## [Document extract]
++++++++

Of course, Nicholson has been the subject of numerous books exploring both his personal life and his long career as a film actor. Since Douglas has no interviews with Nicholson himself, he plunders other books for anecdotal material. He also uses newspaper and magazine articles from the Los Angeles Times, Variety, Rolling Stone, USA Today, Playboy and Vanity Fair -- not to mention less-reputable sources such as the National Enquirer, Star and Globe.

Douglas plods through behind-the-scenes stories from Nicholson’s great early films, including “Easy Rider,” “Five Easy Pieces,” “Carnal Knowledge” and “Chinatown,” and more recent films such as “About Schmidt” and “Something’s Gotta Give.” Along the way, he offers tidbits of bad behavior (on one movie set, Nicholson demanded a chair with a built-in ashtray!) and probes into Nicholson’s relationships with actresses such as Lara Flynn Boyle, to whom he devotes an inordinate number of pages. (After their breakup, Douglas reports, Boyle took to calling her ex “Jackpot Belly.”) The author also plays the role of armchair film critic, declaring that 2003’s “Anger Management” belonged in a trash bin, but conceding that he was unable to watch the movie to the end.

++++++++

## [What to do]
[a] In the review of the Nicholson biography, what did Lara Flynn Boyle reportedly take to calling Nicholson after their breakup?
[b] Carry on the review of the Nicholson biography, picking up after its final sentence.

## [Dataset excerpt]
++++++++

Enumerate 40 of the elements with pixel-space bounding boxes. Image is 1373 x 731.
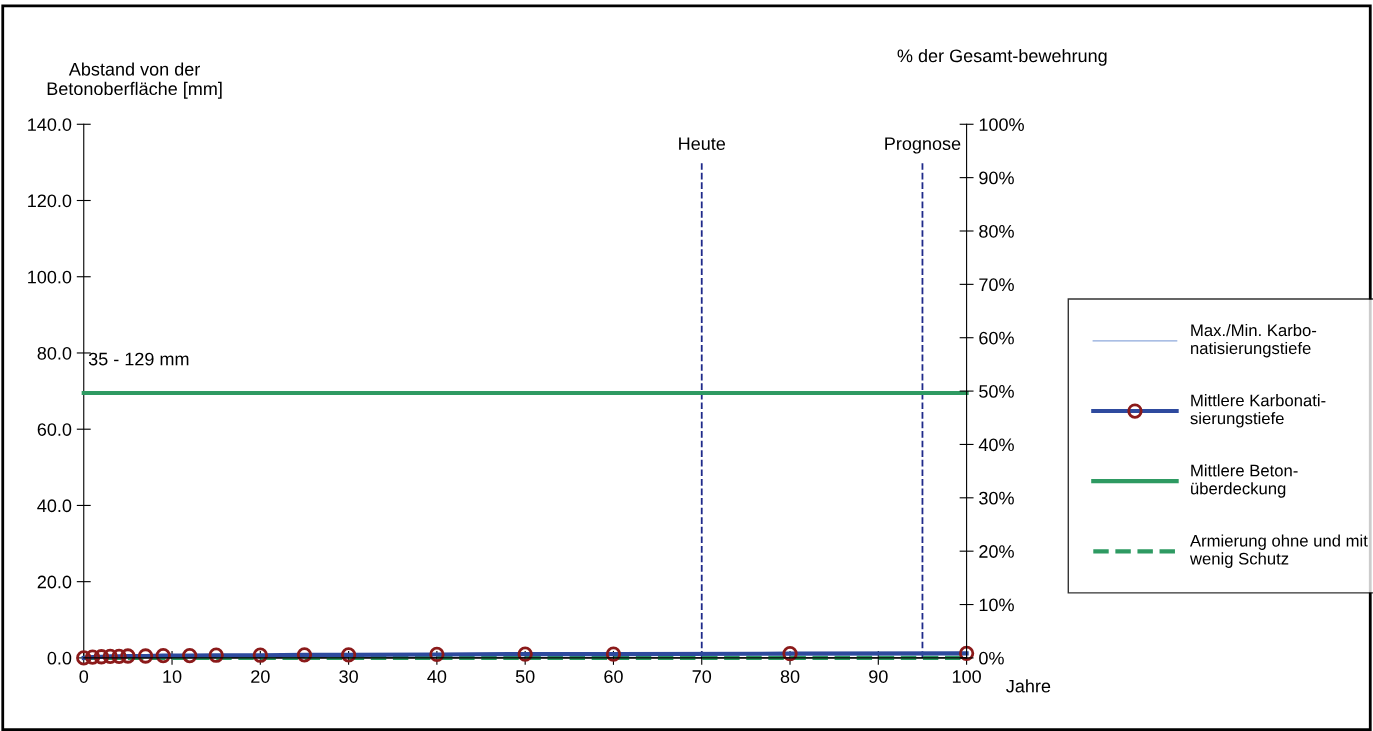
y-tick-label: 40.0: [37, 499, 72, 513]
legend-label: Mittlere Karbonati- sierungstiefe: [1190, 394, 1326, 428]
y2-tick-label: 90%: [979, 171, 1014, 185]
x-tick-label: 30: [339, 670, 358, 683]
y2-tick-label: 30%: [979, 491, 1014, 505]
y2-tick-label: 70%: [979, 278, 1014, 292]
x-tick-label: 100: [952, 670, 981, 683]
x-tick-label: 80: [780, 670, 800, 683]
ref-line-label: Heute: [679, 137, 726, 151]
y2-tick-label: 80%: [979, 224, 1014, 238]
legend-label: Max./Min. Karbo- natisierungstiefe: [1191, 323, 1317, 358]
x-tick-label: 50: [515, 670, 535, 683]
y2-tick-label: 40%: [978, 438, 1014, 452]
y2-tick-label: 50%: [979, 385, 1014, 398]
x-tick-label: 20: [251, 670, 270, 683]
y2-tick-label: 100%: [979, 118, 1024, 131]
y-tick-label: 80.0: [37, 346, 72, 360]
y-tick-label: 60.0: [37, 423, 72, 436]
y2-tick-label: 60%: [979, 331, 1014, 345]
y-tick-label: 120.0: [28, 194, 72, 208]
x-axis-title: Jahre: [1006, 679, 1051, 693]
legend-label: Mittlere Beton- überdeckung: [1191, 464, 1298, 498]
y-tick-label: 100.0: [28, 270, 72, 284]
y-tick-label: 140.0: [28, 118, 72, 131]
x-tick-label: 10: [163, 670, 182, 683]
y-tick-label: 20.0: [37, 575, 72, 589]
y2-tick-label: 0%: [979, 651, 1004, 665]
x-tick-label: 0: [79, 670, 89, 683]
x-tick-label: 90: [869, 670, 888, 683]
y-axis-title: Abstand von der Betonoberfläche [mm]: [47, 62, 222, 99]
x-tick-label: 60: [604, 670, 623, 683]
x-tick-label: 40: [427, 670, 447, 683]
y-tick-label: 0.0: [47, 651, 72, 665]
legend-label: Armierung ohne und mit wenig Schutz: [1189, 534, 1368, 568]
x-tick-label: 70: [692, 670, 712, 683]
y2-tick-label: 10%: [979, 598, 1014, 612]
y2-axis-title: % der Gesamt-bewehrung: [897, 48, 1107, 66]
annotation: 35 - 129 mm: [88, 352, 189, 366]
ref-line-label: Prognose: [885, 137, 961, 154]
y2-tick-label: 20%: [979, 545, 1014, 558]
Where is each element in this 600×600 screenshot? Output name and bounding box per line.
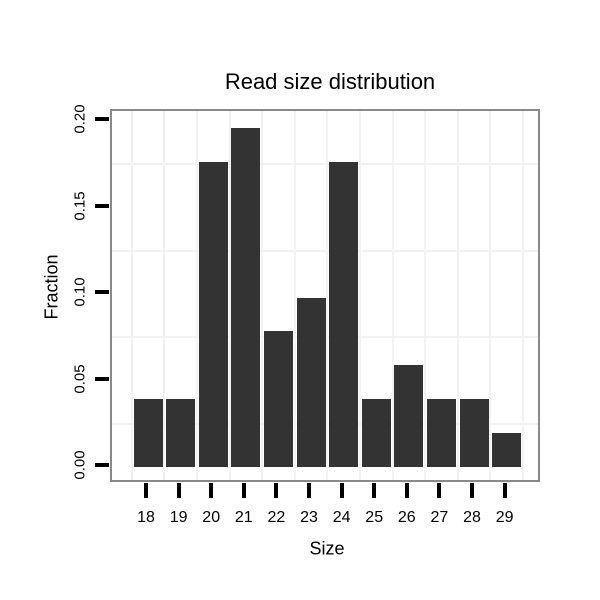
vertical-gridline [489,111,492,480]
vertical-gridline [228,111,231,480]
y-tick-mark [95,376,109,381]
y-tick-mark [95,290,109,295]
x-tick-label: 23 [300,509,318,526]
y-tick-label: 0.10 [71,277,89,307]
x-tick-label: 20 [202,509,221,526]
x-tick-mark [307,483,311,498]
horizontal-gridline [112,249,538,252]
y-tick-mark [95,117,109,122]
bar-size-25 [361,399,391,468]
plot-area [112,111,538,480]
bar-size-28 [459,399,489,468]
y-tick-label: 0.00 [71,450,89,480]
chart-title: Read size distribution [224,69,436,94]
x-tick-label: 28 [463,509,481,526]
vertical-gridline [358,111,361,480]
bar-size-27 [426,399,456,468]
x-tick-mark [339,483,344,498]
x-tick-mark [241,483,246,498]
x-tick-mark [437,483,442,498]
vertical-gridline [261,111,264,480]
bar-size-26 [394,365,424,468]
vertical-gridline [163,111,166,480]
x-tick-mark [470,483,474,498]
bar-size-20 [198,161,228,468]
vertical-gridline [521,111,524,480]
y-tick-mark [95,463,109,468]
bar-size-29 [492,433,522,468]
x-tick-label: 19 [169,509,188,526]
x-tick-mark [144,483,148,498]
y-tick-mark [95,203,109,208]
vertical-gridline [293,111,296,480]
plot-panel [110,109,540,482]
vertical-gridline [456,111,459,480]
vertical-gridline [424,111,427,480]
bar-size-23 [296,297,326,468]
x-tick-mark [404,483,409,498]
x-tick-label: 24 [332,509,351,526]
y-tick-label: 0.20 [71,104,89,134]
x-tick-mark [176,483,181,498]
x-tick-label: 26 [397,509,416,526]
vertical-gridline [326,111,329,480]
vertical-gridline [130,111,133,480]
x-tick-label: 21 [234,509,253,526]
bar-size-19 [166,399,196,468]
y-axis-title: Fraction [41,254,62,320]
x-tick-label: 22 [267,509,286,526]
vertical-gridline [391,111,394,480]
x-tick-mark [502,483,507,498]
x-tick-label: 25 [365,509,384,526]
x-tick-label: 27 [430,509,449,526]
horizontal-gridline [112,163,538,166]
x-axis-title: Size [309,538,345,559]
bar-size-24 [329,161,359,468]
x-tick-mark [372,483,377,498]
y-tick-label: 0.05 [71,363,89,394]
bar-size-18 [133,399,163,468]
bar-size-22 [263,331,293,468]
x-tick-label: 29 [495,509,514,526]
vertical-gridline [195,111,198,480]
x-tick-mark [274,483,279,498]
x-tick-mark [209,483,214,498]
y-tick-label: 0.15 [71,191,89,221]
bar-size-21 [231,127,261,468]
x-tick-label: 18 [137,509,155,526]
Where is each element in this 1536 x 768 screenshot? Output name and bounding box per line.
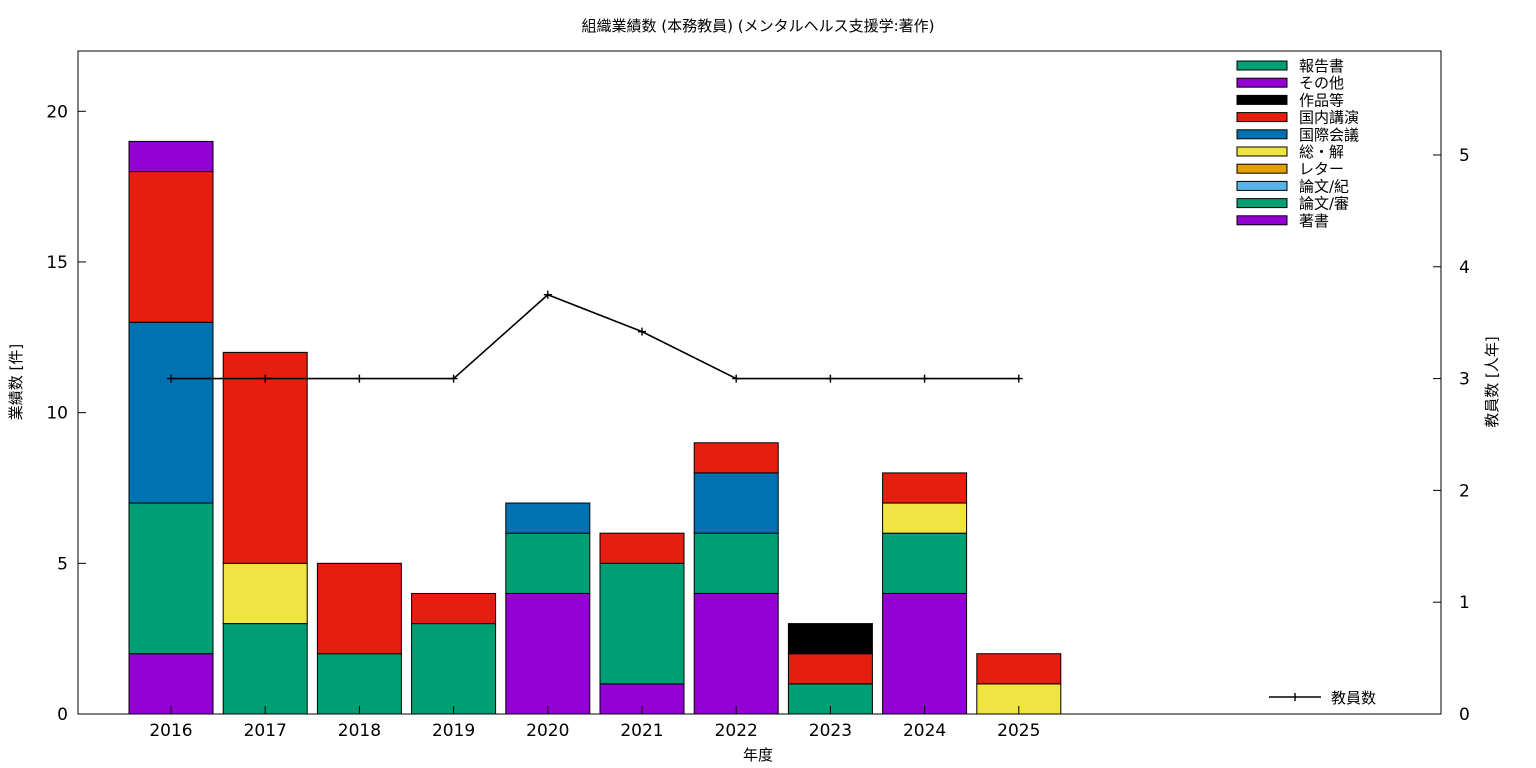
bar-2018-series-6 [316,562,402,655]
x-tick-label: 2021 [620,721,663,741]
bar-2016-series-5 [128,321,214,504]
line-point-2025 [1014,374,1023,383]
x-tick-label: 2016 [149,721,192,741]
bar-2022-series-5 [693,472,779,534]
line-legend: 教員数 [1269,689,1376,707]
x-tick-label: 2024 [903,721,946,741]
bar-2022-series-6 [693,442,779,474]
legend-swatch [1236,77,1288,88]
legend-label: 国内講演 [1299,109,1359,127]
legend-swatch [1236,112,1288,123]
legend-swatch [1236,60,1288,71]
legend-label: 論文/紀 [1299,177,1349,195]
bar-2024-series-0 [882,592,968,715]
bar-2016-series-6 [128,171,214,323]
line-point-2016 [167,374,175,383]
bar-2022-series-0 [693,592,779,715]
y-axis-label: 業績数 [件] [7,344,25,420]
bar-2019-series-6 [411,592,497,625]
bar-2017-series-6 [222,351,308,564]
legend-label: レター [1299,160,1344,178]
legend-swatch [1236,215,1288,226]
line-legend-label: 教員数 [1331,689,1376,707]
line-point-2021 [638,327,646,336]
legend-swatch [1236,146,1288,157]
legend-swatch [1236,94,1288,105]
bar-2024-series-6 [882,472,968,504]
legend-label: 作品等 [1299,91,1344,109]
line-point-2022 [732,374,741,383]
bar-2019-series-1 [411,623,497,715]
x-axis-label: 年度 [743,746,773,764]
bar-2024-series-4 [882,502,968,534]
bar-2017-series-1 [222,623,308,715]
bar-2023-series-6 [787,653,873,685]
legend-swatch [1236,129,1288,140]
bar-2021-series-1 [599,562,685,685]
y-tick-label: 0 [57,705,68,725]
y-tick-label: 20 [46,102,68,122]
x-tick-label: 2025 [997,721,1040,741]
x-tick-label: 2023 [809,721,852,741]
y2-tick-label: 3 [1459,370,1470,390]
bar-2020-series-1 [505,532,591,594]
line-point-2017 [261,374,270,383]
bar-2020-series-0 [505,592,591,715]
y2-tick-label: 5 [1459,146,1470,166]
line-point-2024 [920,374,929,383]
x-tick-label: 2020 [526,721,569,741]
bar-2018-series-1 [316,653,402,715]
y-tick-label: 5 [57,554,68,574]
y2-tick-label: 4 [1459,258,1470,278]
y-tick-label: 15 [46,253,68,273]
line-point-2020 [543,290,552,299]
bar-2021-series-6 [599,532,685,564]
bar-2016-series-0 [128,653,214,715]
bar-2023-series-7 [787,623,873,655]
chart-title: 組織業績数 (本務教員) (メンタルヘルス支援学:著作) [581,17,934,35]
x-tick-label: 2017 [244,721,287,741]
line-layer [167,290,1023,383]
legend-label: 著書 [1299,212,1329,230]
bar-2022-series-1 [693,532,779,594]
line-point-2023 [826,374,835,383]
line-point-2018 [355,374,364,383]
bars-layer [128,140,1062,715]
legend-swatch [1236,180,1288,191]
y2-axis-label: 教員数 [人年] [1483,336,1501,427]
legend-swatch [1236,163,1288,174]
plot-frame [77,50,1442,715]
x-tick-label: 2018 [338,721,381,741]
legend-label: その他 [1299,74,1344,92]
legend-label: 国際会議 [1299,126,1359,144]
x-tick-label: 2019 [432,721,475,741]
y2-tick-label: 2 [1459,481,1470,501]
bar-2016-series-8 [128,140,214,173]
bar-2025-series-6 [976,653,1062,685]
bar-2024-series-1 [882,532,968,594]
legend-label: 総・解 [1299,143,1344,161]
line-point-2019 [449,374,458,383]
y2-tick-label: 1 [1459,593,1470,613]
line-teacher-count [171,293,1019,380]
legend-label: 論文/審 [1299,195,1349,213]
legend-label: 報告書 [1299,57,1344,75]
y-tick-label: 10 [46,404,68,424]
bar-2016-series-1 [128,502,214,655]
y2-tick-label: 0 [1459,705,1470,725]
legend-swatch [1236,198,1288,209]
x-tick-label: 2022 [715,721,758,741]
ticks-layer: 0 5 10 15 20 0 1 2 3 4 5 2016 2017 2018 2019 2020 2021 20… [46,102,1469,741]
bar-2020-series-5 [505,502,591,534]
bar-2017-series-4 [222,562,308,625]
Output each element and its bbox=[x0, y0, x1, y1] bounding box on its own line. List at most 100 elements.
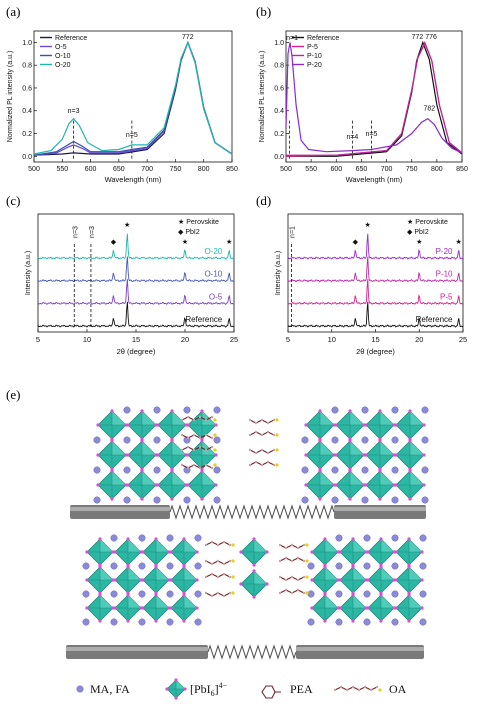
iodide-atom bbox=[407, 537, 411, 541]
cation-atom bbox=[183, 406, 191, 414]
cation-atom bbox=[138, 534, 146, 542]
iodide-atom bbox=[304, 423, 308, 427]
iodide-atom bbox=[378, 439, 382, 443]
x-tick-label: 700 bbox=[381, 166, 393, 173]
chain-atom bbox=[248, 448, 252, 452]
iodide-atom bbox=[182, 565, 186, 569]
oa-chain bbox=[181, 464, 213, 469]
pl-chart-b: 500 550 600 650 700 750 800 850 0.0 0.2 0.4 0.6 0.8 1… bbox=[259, 30, 468, 184]
chain-atom bbox=[284, 588, 288, 592]
cation-atom bbox=[301, 466, 309, 474]
legend-entry: O-20 bbox=[55, 62, 71, 69]
iodide-atom bbox=[408, 469, 412, 473]
chain-atom bbox=[290, 591, 294, 595]
spring bbox=[169, 504, 335, 520]
cation-atom bbox=[153, 406, 161, 414]
iodide-atom bbox=[318, 469, 322, 473]
y-tick-label: 0.0 bbox=[22, 154, 32, 161]
pbi6-octahedron bbox=[126, 409, 158, 441]
octahedron-highlight bbox=[380, 471, 394, 485]
iodide-atom bbox=[318, 439, 322, 443]
iodide-atom bbox=[420, 550, 424, 554]
pbi6-octahedron bbox=[334, 439, 366, 471]
y-tick-label: 1.0 bbox=[22, 40, 32, 47]
iodide-atom bbox=[113, 578, 117, 582]
pbi6-octahedron bbox=[96, 409, 128, 441]
cation-atom bbox=[419, 618, 427, 626]
iodide-atom bbox=[252, 569, 256, 573]
octahedron-highlight bbox=[350, 411, 364, 425]
octahedron-highlight bbox=[112, 471, 126, 485]
chain-atom bbox=[192, 418, 196, 422]
octahedron-highlight bbox=[353, 567, 366, 580]
chain-atom bbox=[248, 418, 252, 422]
octahedron-highlight bbox=[410, 441, 424, 455]
iodide-atom bbox=[170, 469, 174, 473]
series-label: P-10 bbox=[436, 270, 453, 279]
octahedron-highlight bbox=[172, 471, 186, 485]
iodide-atom bbox=[318, 409, 322, 413]
cation-atom bbox=[361, 436, 369, 444]
chain-head bbox=[275, 463, 279, 467]
x-tick-label: 700 bbox=[141, 166, 153, 173]
chain-atom bbox=[204, 559, 208, 563]
chain-atom bbox=[351, 685, 355, 689]
legend-oa: OA bbox=[389, 682, 407, 696]
pbi6-octahedron bbox=[126, 469, 158, 501]
x-tick-label: 15 bbox=[132, 335, 140, 344]
octahedron-highlight bbox=[184, 539, 197, 552]
annotation: n=5 bbox=[366, 131, 378, 138]
pbi6-octahedron bbox=[310, 565, 340, 595]
octahedron-highlight bbox=[254, 571, 267, 584]
iodide-atom bbox=[334, 483, 338, 487]
cation-atom bbox=[363, 590, 371, 598]
cation-atom bbox=[166, 562, 174, 570]
cation-atom bbox=[391, 590, 399, 598]
pbi6-octahedron bbox=[394, 593, 424, 623]
x-tick-label: 15 bbox=[371, 335, 379, 344]
cation-atom bbox=[82, 590, 90, 598]
cation-atom bbox=[153, 466, 161, 474]
pbi6-octahedron bbox=[304, 469, 336, 501]
iodide-atom bbox=[394, 483, 398, 487]
chain-atom bbox=[228, 543, 232, 547]
chain-atom bbox=[290, 543, 294, 547]
chain-atom bbox=[248, 433, 252, 437]
series-label: Reference bbox=[416, 315, 453, 324]
x-axis-label: 2θ (degree) bbox=[356, 347, 395, 356]
iodide-atom bbox=[195, 578, 199, 582]
iodide-atom bbox=[96, 453, 100, 457]
x-tick-label: 800 bbox=[431, 166, 443, 173]
chain-atom bbox=[222, 562, 226, 566]
pbi6-octahedron bbox=[169, 565, 199, 595]
chain-head bbox=[213, 448, 217, 452]
iodide-atom bbox=[126, 565, 130, 569]
x-tick-label: 25 bbox=[230, 335, 238, 344]
pbi6-octahedron bbox=[310, 537, 340, 567]
spring bbox=[207, 644, 297, 660]
chain-atom bbox=[204, 463, 208, 467]
octahedron-highlight bbox=[142, 441, 156, 455]
octahedron-highlight bbox=[128, 595, 141, 608]
cation-atom bbox=[419, 590, 427, 598]
cation-atom bbox=[331, 496, 339, 504]
y-tick-label: 0.2 bbox=[274, 131, 284, 138]
cation-atom bbox=[110, 590, 118, 598]
iodide-atom bbox=[334, 453, 338, 457]
iodide-atom bbox=[422, 423, 426, 427]
iodide-atom bbox=[366, 578, 370, 582]
iodide-atom bbox=[265, 550, 269, 554]
pbi6-octahedron bbox=[394, 537, 424, 567]
chain-atom bbox=[216, 543, 220, 547]
iodide-atom bbox=[338, 606, 342, 610]
chain-atom bbox=[186, 436, 190, 440]
x-tick-label: 10 bbox=[83, 335, 91, 344]
chain-atom bbox=[210, 540, 214, 544]
chain-atom bbox=[345, 688, 349, 692]
pbi6-octahedron bbox=[126, 439, 158, 471]
series-line-o-20 bbox=[33, 40, 233, 155]
chain-atom bbox=[180, 463, 184, 467]
chain-atom bbox=[375, 685, 379, 689]
series-label: O-5 bbox=[209, 292, 223, 301]
iodide-atom bbox=[98, 565, 102, 569]
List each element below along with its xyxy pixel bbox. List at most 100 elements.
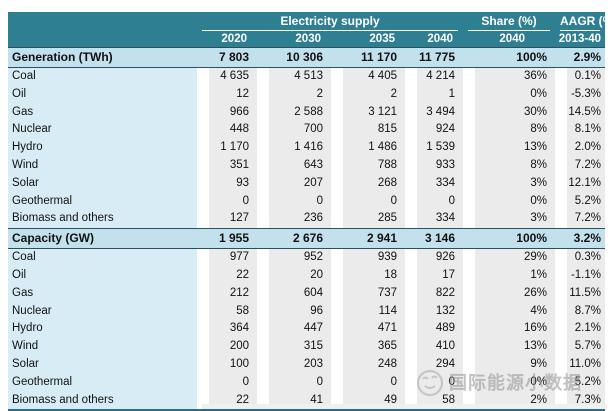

++++++++

## [Solved tasks]
[a] "Jackpot Belly."

[b]
Despite the folderol that fills these pages, Nicholson is an undeniably fascinating subject: He comes across as cerebral, passionate, charming and a brilliant actor even in the most mediocre films. He also happens to have one of the best private art collections in the United States, including famed pieces by Picasso and Matisse.

“Jack” is a book perhaps best left to die-hard Nicholson fans, who may very well yearn to devour its stale, tawdry nuggets. Devoid of authorial style or insight, and filled almost entirely with recycled gossip, Douglas’ biography is about as draining to read as People magazine -- and nearly as memorable.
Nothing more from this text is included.